*TASK INSTRUCTIONS*:
Transcribe the records below exactly as they appear, omitting any pictures.

*LISTED RECORDS*:
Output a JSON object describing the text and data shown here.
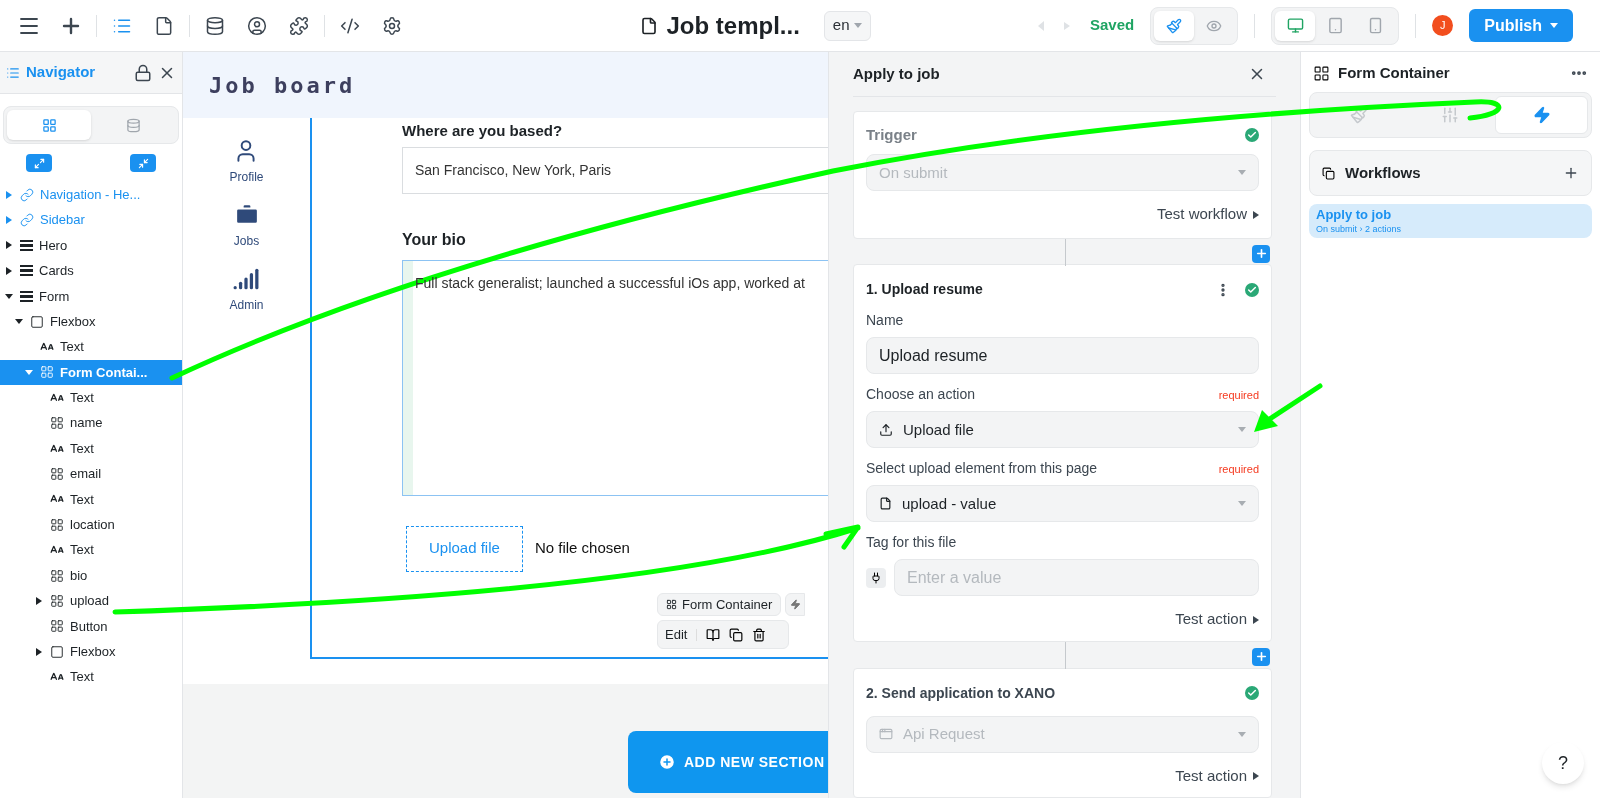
{
  "toolbar": {
    "tools": [
      {
        "selected": false
      },
      {
        "selected": false
      },
      {
        "selected": true
      },
      {
        "selected": false
      },
      {
        "selected": false
      },
      {
        "selected": false
      },
      {
        "selected": false
      },
      {
        "selected": false
      },
      {
        "selected": false
      }
    ],
    "page_title": "Job templ...",
    "language": "en",
    "save_status": "Saved",
    "modes": [
      {
        "selected": true
      },
      {
        "selected": false
      }
    ],
    "devices": [
      {
        "selected": true
      },
      {
        "selected": false
      },
      {
        "selected": false
      }
    ],
    "user_initial": "J",
    "publish": "Publish"
  },
  "navigator": {
    "title": "Navigator",
    "views": [
      {
        "selected": true
      },
      {
        "selected": false
      }
    ],
    "tree": [
      {
        "label": "Navigation - He...",
        "kind": "link",
        "expanded": false,
        "selected": false
      },
      {
        "label": "Sidebar",
        "kind": "link",
        "expanded": false,
        "selected": false
      },
      {
        "label": "Hero",
        "kind": "section",
        "expanded": false,
        "selected": false
      },
      {
        "label": "Cards",
        "kind": "section",
        "expanded": false,
        "selected": false
      },
      {
        "label": "Form",
        "kind": "section",
        "expanded": true,
        "selected": false,
        "children": [
          {
            "label": "Flexbox",
            "kind": "box",
            "expanded": true,
            "selected": false,
            "children": [
              {
                "label": "Text",
                "kind": "text",
                "selected": false
              },
              {
                "label": "Form Contai...",
                "kind": "grid",
                "expanded": true,
                "selected": true,
                "children": [
                  {
                    "label": "Text",
                    "kind": "text",
                    "selected": false
                  },
                  {
                    "label": "name",
                    "kind": "grid",
                    "selected": false
                  },
                  {
                    "label": "Text",
                    "kind": "text",
                    "selected": false
                  },
                  {
                    "label": "email",
                    "kind": "grid",
                    "selected": false
                  },
                  {
                    "label": "Text",
                    "kind": "text",
                    "selected": false
                  },
                  {
                    "label": "location",
                    "kind": "grid",
                    "selected": false
                  },
                  {
                    "label": "Text",
                    "kind": "text",
                    "selected": false
                  },
                  {
                    "label": "bio",
                    "kind": "grid",
                    "selected": false
                  },
                  {
                    "label": "upload",
                    "kind": "grid",
                    "expanded": false,
                    "selected": false
                  },
                  {
                    "label": "Button",
                    "kind": "grid",
                    "selected": false
                  },
                  {
                    "label": "Flexbox",
                    "kind": "box",
                    "expanded": false,
                    "selected": false
                  },
                  {
                    "label": "Text",
                    "kind": "text",
                    "selected": false
                  }
                ]
              }
            ]
          }
        ]
      }
    ]
  },
  "canvas": {
    "site_title": "Job board",
    "nav": [
      {
        "label": "Profile"
      },
      {
        "label": "Jobs"
      },
      {
        "label": "Admin"
      }
    ],
    "location_label": "Where are you based?",
    "location_value": "San Francisco, New York, Paris",
    "bio_label": "Your bio",
    "bio_value": "Full stack generalist; launched a successful iOs app, worked at",
    "upload_button": "Upload file",
    "upload_status": "No file chosen",
    "element_chip": "Form Container",
    "edit_label": "Edit",
    "add_section": "ADD NEW SECTION"
  },
  "workflow_panel": {
    "title": "Apply to job",
    "trigger": {
      "title": "Trigger",
      "done": true,
      "value": "On submit",
      "disabled": true,
      "test": "Test workflow"
    },
    "actions": [
      {
        "title": "1. Upload resume",
        "done": true,
        "kind": "form",
        "test": "Test action",
        "fields": [
          {
            "label": "Name",
            "kind": "text",
            "value": "Upload resume"
          },
          {
            "label": "Choose an action",
            "required": "required",
            "kind": "select",
            "value": "Upload file",
            "disabled": false
          },
          {
            "label": "Select upload element from this page",
            "required": "required",
            "kind": "select",
            "value": "upload - value",
            "disabled": false
          },
          {
            "label": "Tag for this file",
            "kind": "bound",
            "placeholder": "Enter a value"
          }
        ]
      },
      {
        "title": "2. Send application to XANO",
        "done": true,
        "kind": "select",
        "value": "Api Request",
        "disabled": true,
        "test": "Test action"
      }
    ]
  },
  "properties": {
    "title": "Form Container",
    "tabs": [
      {
        "selected": false
      },
      {
        "selected": false
      },
      {
        "selected": true
      }
    ],
    "section": "Workflows",
    "workflows": [
      {
        "name": "Apply to job",
        "summary": "On submit › 2 actions",
        "selected": true
      }
    ]
  },
  "help": "?"
}
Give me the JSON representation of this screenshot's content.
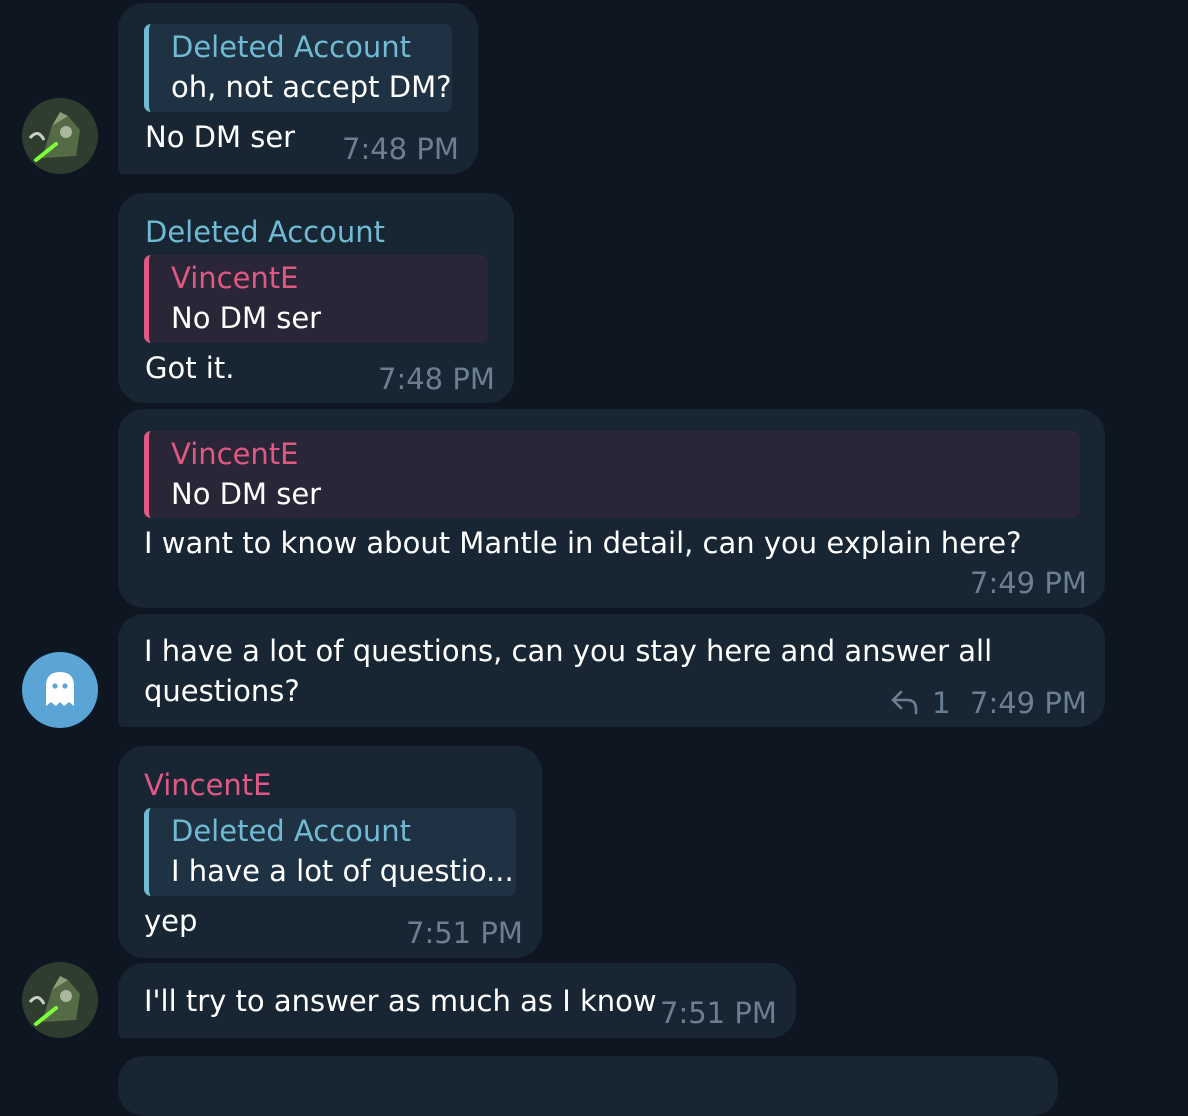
{
  "messages": [
    {
      "reply_name": "Deleted Account",
      "reply_text": "oh, not accept DM?",
      "text": "No DM ser",
      "time": "7:48 PM"
    },
    {
      "sender": "Deleted Account",
      "reply_name": "VincentE",
      "reply_text": "No DM ser",
      "text": "Got it.",
      "time": "7:48 PM"
    },
    {
      "reply_name": "VincentE",
      "reply_text": "No DM ser",
      "text": "I want to know about Mantle in detail, can you explain here?",
      "time": "7:49 PM"
    },
    {
      "text_line1": "I have a lot of questions, can you stay here and answer all",
      "text_line2": "questions?",
      "reply_count": "1",
      "time": "7:49 PM"
    },
    {
      "sender": "VincentE",
      "reply_name": "Deleted Account",
      "reply_text": "I have a lot of questio...",
      "text": "yep",
      "time": "7:51 PM"
    },
    {
      "text": "I'll try to answer as much as I know",
      "time": "7:51 PM"
    }
  ],
  "colors": {
    "background": "#0e1621",
    "bubble": "#182533",
    "deleted_account": "#71bad4",
    "vincente": "#e05884",
    "time": "#6b7f93",
    "ghost_avatar": "#5aa4d6"
  },
  "icons": {
    "ghost": "ghost-icon",
    "reply": "reply-arrow-icon",
    "knight_avatar": "avatar-knight-image"
  }
}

*COMPLETED EXERCISE*:
Output a JSON object describing the text and data shown here.
{
  "toolbar": {
    "tools": [
      {
        "selected": false
      },
      {
        "selected": false
      },
      {
        "selected": true
      },
      {
        "selected": false
      },
      {
        "selected": false
      },
      {
        "selected": false
      },
      {
        "selected": false
      },
      {
        "selected": false
      },
      {
        "selected": false
      }
    ],
    "page_title": "Job templ...",
    "language": "en",
    "save_status": "Saved",
    "modes": [
      {
        "selected": true
      },
      {
        "selected": false
      }
    ],
    "devices": [
      {
        "selected": true
      },
      {
        "selected": false
      },
      {
        "selected": false
      }
    ],
    "user_initial": "J",
    "publish": "Publish"
  },
  "navigator": {
    "title": "Navigator",
    "views": [
      {
        "selected": true
      },
      {
        "selected": false
      }
    ],
    "tree": [
      {
        "label": "Navigation - He...",
        "kind": "link",
        "expanded": false,
        "selected": false
      },
      {
        "label": "Sidebar",
        "kind": "link",
        "expanded": false,
        "selected": false
      },
      {
        "label": "Hero",
        "kind": "section",
        "expanded": false,
        "selected": false
      },
      {
        "label": "Cards",
        "kind": "section",
        "expanded": false,
        "selected": false
      },
      {
        "label": "Form",
        "kind": "section",
        "expanded": true,
        "selected": false,
        "children": [
          {
            "label": "Flexbox",
            "kind": "box",
            "expanded": true,
            "selected": false,
            "children": [
              {
                "label": "Text",
                "kind": "text",
                "selected": false
              },
              {
                "label": "Form Contai...",
                "kind": "grid",
                "expanded": true,
                "selected": true,
                "children": [
                  {
                    "label": "Text",
                    "kind": "text",
                    "selected": false
                  },
                  {
                    "label": "name",
                    "kind": "grid",
                    "selected": false
                  },
                  {
                    "label": "Text",
                    "kind": "text",
                    "selected": false
                  },
                  {
                    "label": "email",
                    "kind": "grid",
                    "selected": false
                  },
                  {
                    "label": "Text",
                    "kind": "text",
                    "selected": false
                  },
                  {
                    "label": "location",
                    "kind": "grid",
                    "selected": false
                  },
                  {
                    "label": "Text",
                    "kind": "text",
                    "selected": false
                  },
                  {
                    "label": "bio",
                    "kind": "grid",
                    "selected": false
                  },
                  {
                    "label": "upload",
                    "kind": "grid",
                    "expanded": false,
                    "selected": false
                  },
                  {
                    "label": "Button",
                    "kind": "grid",
                    "selected": false
                  },
                  {
                    "label": "Flexbox",
                    "kind": "box",
                    "expanded": false,
                    "selected": false
                  },
                  {
                    "label": "Text",
                    "kind": "text",
                    "selected": false
                  }
                ]
              }
            ]
          }
        ]
      }
    ]
  },
  "canvas": {
    "site_title": "Job board",
    "nav": [
      {
        "label": "Profile"
      },
      {
        "label": "Jobs"
      },
      {
        "label": "Admin"
      }
    ],
    "location_label": "Where are you based?",
    "location_value": "San Francisco, New York, Paris",
    "bio_label": "Your bio",
    "bio_value": "Full stack generalist; launched a successful iOs app, worked at",
    "upload_button": "Upload file",
    "upload_status": "No file chosen",
    "element_chip": "Form Container",
    "edit_label": "Edit",
    "add_section": "ADD NEW SECTION"
  },
  "workflow_panel": {
    "title": "Apply to job",
    "trigger": {
      "title": "Trigger",
      "done": true,
      "value": "On submit",
      "disabled": true,
      "test": "Test workflow"
    },
    "actions": [
      {
        "title": "1. Upload resume",
        "done": true,
        "kind": "form",
        "test": "Test action",
        "fields": [
          {
            "label": "Name",
            "kind": "text",
            "value": "Upload resume"
          },
          {
            "label": "Choose an action",
            "required": "required",
            "kind": "select",
            "value": "Upload file",
            "disabled": false
          },
          {
            "label": "Select upload element from this page",
            "required": "required",
            "kind": "select",
            "value": "upload - value",
            "disabled": false
          },
          {
            "label": "Tag for this file",
            "kind": "bound",
            "placeholder": "Enter a value"
          }
        ]
      },
      {
        "title": "2. Send application to XANO",
        "done": true,
        "kind": "select",
        "value": "Api Request",
        "disabled": true,
        "test": "Test action"
      }
    ]
  },
  "properties": {
    "title": "Form Container",
    "tabs": [
      {
        "selected": false
      },
      {
        "selected": false
      },
      {
        "selected": true
      }
    ],
    "section": "Workflows",
    "workflows": [
      {
        "name": "Apply to job",
        "summary": "On submit › 2 actions",
        "selected": true
      }
    ]
  },
  "help": "?"
}
Give me the JSON representation of this screenshot's content.
{
  "messages": [
    {
      "reply_name": "Deleted Account",
      "reply_text": "oh, not accept DM?",
      "text": "No DM ser",
      "time": "7:48 PM"
    },
    {
      "sender": "Deleted Account",
      "reply_name": "VincentE",
      "reply_text": "No DM ser",
      "text": "Got it.",
      "time": "7:48 PM"
    },
    {
      "reply_name": "VincentE",
      "reply_text": "No DM ser",
      "text": "I want to know about Mantle in detail, can you explain here?",
      "time": "7:49 PM"
    },
    {
      "text_line1": "I have a lot of questions, can you stay here and answer all",
      "text_line2": "questions?",
      "reply_count": "1",
      "time": "7:49 PM"
    },
    {
      "sender": "VincentE",
      "reply_name": "Deleted Account",
      "reply_text": "I have a lot of questio...",
      "text": "yep",
      "time": "7:51 PM"
    },
    {
      "text": "I'll try to answer as much as I know",
      "time": "7:51 PM"
    }
  ],
  "colors": {
    "background": "#0e1621",
    "bubble": "#182533",
    "deleted_account": "#71bad4",
    "vincente": "#e05884",
    "time": "#6b7f93",
    "ghost_avatar": "#5aa4d6"
  },
  "icons": {
    "ghost": "ghost-icon",
    "reply": "reply-arrow-icon",
    "knight_avatar": "avatar-knight-image"
  }
}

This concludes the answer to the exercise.